_TASK DIRECTIONS:_
State how many lines of the data contain the word "copies", and write nothing besides the number.

* BEGIN *

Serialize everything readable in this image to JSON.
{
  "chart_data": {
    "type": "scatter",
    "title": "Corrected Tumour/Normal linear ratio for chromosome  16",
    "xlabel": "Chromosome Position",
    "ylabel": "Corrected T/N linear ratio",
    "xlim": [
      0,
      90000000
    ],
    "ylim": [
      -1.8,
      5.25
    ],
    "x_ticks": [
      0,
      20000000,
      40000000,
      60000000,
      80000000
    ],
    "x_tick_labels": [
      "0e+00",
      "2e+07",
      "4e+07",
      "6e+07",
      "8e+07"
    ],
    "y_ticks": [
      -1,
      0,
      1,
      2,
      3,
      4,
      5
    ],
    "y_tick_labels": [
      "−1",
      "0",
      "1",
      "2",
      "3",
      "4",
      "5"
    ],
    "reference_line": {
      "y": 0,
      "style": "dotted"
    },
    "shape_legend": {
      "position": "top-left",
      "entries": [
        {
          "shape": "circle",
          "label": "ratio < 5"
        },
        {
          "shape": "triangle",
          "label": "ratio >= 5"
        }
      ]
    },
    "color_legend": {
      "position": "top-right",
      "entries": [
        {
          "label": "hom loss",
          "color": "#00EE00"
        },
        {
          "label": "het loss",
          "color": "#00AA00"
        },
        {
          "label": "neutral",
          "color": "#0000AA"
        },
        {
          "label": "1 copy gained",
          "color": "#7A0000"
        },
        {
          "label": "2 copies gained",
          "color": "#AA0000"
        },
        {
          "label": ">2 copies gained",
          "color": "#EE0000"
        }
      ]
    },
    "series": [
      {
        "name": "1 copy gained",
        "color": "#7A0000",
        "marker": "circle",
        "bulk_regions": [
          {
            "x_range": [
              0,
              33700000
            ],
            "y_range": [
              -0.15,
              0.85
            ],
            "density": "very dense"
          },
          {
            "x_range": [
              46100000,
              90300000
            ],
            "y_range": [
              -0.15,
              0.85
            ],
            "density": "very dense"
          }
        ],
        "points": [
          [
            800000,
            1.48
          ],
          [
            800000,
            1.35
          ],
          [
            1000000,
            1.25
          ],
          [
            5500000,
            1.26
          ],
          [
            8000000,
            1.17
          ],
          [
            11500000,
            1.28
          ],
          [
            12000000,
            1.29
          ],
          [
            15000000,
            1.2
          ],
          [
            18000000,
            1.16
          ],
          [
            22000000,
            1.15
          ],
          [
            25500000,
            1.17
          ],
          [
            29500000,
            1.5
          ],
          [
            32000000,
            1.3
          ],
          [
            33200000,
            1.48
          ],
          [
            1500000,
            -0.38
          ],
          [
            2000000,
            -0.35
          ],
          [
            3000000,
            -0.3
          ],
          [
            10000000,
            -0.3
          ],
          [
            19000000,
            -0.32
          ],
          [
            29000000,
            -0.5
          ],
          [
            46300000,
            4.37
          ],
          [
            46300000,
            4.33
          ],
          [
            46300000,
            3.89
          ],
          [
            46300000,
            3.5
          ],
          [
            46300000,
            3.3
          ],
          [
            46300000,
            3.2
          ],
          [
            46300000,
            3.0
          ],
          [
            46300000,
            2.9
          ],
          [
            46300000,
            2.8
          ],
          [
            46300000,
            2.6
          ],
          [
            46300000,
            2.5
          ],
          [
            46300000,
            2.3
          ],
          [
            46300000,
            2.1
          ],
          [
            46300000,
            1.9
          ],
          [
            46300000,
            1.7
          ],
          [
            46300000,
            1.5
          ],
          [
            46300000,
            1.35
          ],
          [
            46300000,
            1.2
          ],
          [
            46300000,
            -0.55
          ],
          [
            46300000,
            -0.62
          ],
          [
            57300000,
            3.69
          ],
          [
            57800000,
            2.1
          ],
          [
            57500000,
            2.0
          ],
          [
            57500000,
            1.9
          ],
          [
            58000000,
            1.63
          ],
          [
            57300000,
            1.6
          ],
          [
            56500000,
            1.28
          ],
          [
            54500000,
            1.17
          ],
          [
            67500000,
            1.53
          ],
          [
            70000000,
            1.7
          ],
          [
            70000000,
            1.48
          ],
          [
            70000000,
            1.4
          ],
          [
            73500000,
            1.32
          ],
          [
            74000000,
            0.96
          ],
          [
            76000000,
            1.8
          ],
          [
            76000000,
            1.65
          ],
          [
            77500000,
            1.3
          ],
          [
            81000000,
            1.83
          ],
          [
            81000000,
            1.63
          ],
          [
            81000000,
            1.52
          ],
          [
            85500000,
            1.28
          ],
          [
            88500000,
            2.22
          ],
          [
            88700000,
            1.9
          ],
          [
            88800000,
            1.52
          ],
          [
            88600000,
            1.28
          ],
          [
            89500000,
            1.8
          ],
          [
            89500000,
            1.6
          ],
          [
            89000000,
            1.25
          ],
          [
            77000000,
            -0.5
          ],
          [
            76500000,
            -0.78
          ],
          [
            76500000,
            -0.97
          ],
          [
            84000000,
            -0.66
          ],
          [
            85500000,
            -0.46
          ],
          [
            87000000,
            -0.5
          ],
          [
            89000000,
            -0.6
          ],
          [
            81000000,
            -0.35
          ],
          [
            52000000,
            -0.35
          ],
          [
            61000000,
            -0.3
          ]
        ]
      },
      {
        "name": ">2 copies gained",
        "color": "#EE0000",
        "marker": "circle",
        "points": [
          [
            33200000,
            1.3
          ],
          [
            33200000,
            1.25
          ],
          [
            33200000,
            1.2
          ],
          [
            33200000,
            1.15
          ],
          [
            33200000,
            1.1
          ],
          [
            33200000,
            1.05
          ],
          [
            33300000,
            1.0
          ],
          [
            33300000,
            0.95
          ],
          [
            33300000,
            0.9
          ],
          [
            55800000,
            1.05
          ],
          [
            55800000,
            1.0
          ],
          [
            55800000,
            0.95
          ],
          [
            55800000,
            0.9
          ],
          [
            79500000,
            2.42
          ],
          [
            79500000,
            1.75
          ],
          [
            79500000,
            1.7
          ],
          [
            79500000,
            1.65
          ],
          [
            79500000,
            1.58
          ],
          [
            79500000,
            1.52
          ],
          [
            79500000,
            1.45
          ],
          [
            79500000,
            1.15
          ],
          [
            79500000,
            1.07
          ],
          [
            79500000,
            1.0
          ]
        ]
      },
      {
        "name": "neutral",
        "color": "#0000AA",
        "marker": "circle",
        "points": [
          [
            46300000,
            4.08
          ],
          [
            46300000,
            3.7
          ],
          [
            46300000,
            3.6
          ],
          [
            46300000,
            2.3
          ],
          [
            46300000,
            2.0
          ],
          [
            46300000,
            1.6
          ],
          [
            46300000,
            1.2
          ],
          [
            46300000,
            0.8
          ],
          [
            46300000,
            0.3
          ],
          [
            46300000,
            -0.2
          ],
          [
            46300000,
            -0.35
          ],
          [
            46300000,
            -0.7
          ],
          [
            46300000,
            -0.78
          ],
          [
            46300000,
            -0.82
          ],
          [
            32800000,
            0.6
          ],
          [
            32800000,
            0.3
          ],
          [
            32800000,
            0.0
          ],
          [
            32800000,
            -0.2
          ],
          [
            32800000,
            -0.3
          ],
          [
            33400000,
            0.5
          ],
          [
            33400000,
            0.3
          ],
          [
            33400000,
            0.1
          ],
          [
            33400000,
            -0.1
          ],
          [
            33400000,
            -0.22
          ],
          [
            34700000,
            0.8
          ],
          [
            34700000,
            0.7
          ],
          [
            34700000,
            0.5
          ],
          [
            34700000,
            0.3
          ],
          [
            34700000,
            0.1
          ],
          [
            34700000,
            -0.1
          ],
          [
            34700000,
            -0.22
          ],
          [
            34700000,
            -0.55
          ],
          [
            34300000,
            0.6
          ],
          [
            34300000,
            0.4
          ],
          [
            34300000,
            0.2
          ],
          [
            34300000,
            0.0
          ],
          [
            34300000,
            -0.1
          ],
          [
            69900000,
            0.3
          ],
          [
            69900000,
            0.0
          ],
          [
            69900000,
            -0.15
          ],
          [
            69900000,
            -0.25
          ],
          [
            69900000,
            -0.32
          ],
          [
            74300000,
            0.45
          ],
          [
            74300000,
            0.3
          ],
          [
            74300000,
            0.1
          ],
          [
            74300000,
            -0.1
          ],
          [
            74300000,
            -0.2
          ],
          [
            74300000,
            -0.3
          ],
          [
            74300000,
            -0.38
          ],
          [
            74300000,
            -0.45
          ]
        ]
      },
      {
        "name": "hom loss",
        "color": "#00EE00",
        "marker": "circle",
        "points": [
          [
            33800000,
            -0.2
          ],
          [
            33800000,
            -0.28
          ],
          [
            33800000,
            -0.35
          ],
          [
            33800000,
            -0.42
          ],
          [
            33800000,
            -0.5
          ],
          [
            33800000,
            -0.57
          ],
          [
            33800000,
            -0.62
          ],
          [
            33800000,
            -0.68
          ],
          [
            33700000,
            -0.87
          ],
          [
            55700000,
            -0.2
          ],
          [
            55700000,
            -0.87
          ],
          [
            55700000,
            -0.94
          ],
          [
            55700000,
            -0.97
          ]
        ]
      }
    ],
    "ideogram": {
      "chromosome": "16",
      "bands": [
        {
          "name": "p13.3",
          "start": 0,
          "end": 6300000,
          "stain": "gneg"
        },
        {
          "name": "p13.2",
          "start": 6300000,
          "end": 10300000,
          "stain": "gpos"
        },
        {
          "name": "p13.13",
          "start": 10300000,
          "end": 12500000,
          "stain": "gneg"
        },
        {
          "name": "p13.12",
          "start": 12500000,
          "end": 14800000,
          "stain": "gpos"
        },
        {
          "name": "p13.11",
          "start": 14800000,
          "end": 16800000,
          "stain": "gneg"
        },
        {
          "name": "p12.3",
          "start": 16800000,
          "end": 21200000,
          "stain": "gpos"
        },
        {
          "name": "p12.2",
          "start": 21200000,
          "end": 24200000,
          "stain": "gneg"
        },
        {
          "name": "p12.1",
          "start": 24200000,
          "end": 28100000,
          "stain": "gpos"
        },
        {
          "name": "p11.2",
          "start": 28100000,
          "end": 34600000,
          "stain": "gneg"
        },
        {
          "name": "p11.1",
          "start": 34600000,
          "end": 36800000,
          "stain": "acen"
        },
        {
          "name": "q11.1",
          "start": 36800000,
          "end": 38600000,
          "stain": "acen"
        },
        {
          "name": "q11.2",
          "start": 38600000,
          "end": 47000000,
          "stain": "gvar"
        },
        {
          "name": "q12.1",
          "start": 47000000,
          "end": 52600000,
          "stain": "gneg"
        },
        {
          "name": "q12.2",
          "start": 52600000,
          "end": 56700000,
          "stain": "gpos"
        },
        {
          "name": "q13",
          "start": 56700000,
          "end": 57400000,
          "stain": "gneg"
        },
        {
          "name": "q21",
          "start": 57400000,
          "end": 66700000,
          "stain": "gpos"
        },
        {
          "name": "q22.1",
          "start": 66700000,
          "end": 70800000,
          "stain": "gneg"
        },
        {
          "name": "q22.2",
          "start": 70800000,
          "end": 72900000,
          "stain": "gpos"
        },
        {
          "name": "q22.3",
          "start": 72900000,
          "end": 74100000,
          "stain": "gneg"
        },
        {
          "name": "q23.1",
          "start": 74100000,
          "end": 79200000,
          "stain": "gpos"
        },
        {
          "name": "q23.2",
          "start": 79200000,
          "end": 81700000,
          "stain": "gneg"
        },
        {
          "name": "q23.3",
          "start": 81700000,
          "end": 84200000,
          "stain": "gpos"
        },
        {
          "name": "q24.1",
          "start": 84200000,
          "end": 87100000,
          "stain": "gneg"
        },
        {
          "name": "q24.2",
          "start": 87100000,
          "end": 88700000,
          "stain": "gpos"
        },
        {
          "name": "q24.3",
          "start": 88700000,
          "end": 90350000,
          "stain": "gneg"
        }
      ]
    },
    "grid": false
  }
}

* END *

_SOLUTION FOR THIS EXERCISE:_
3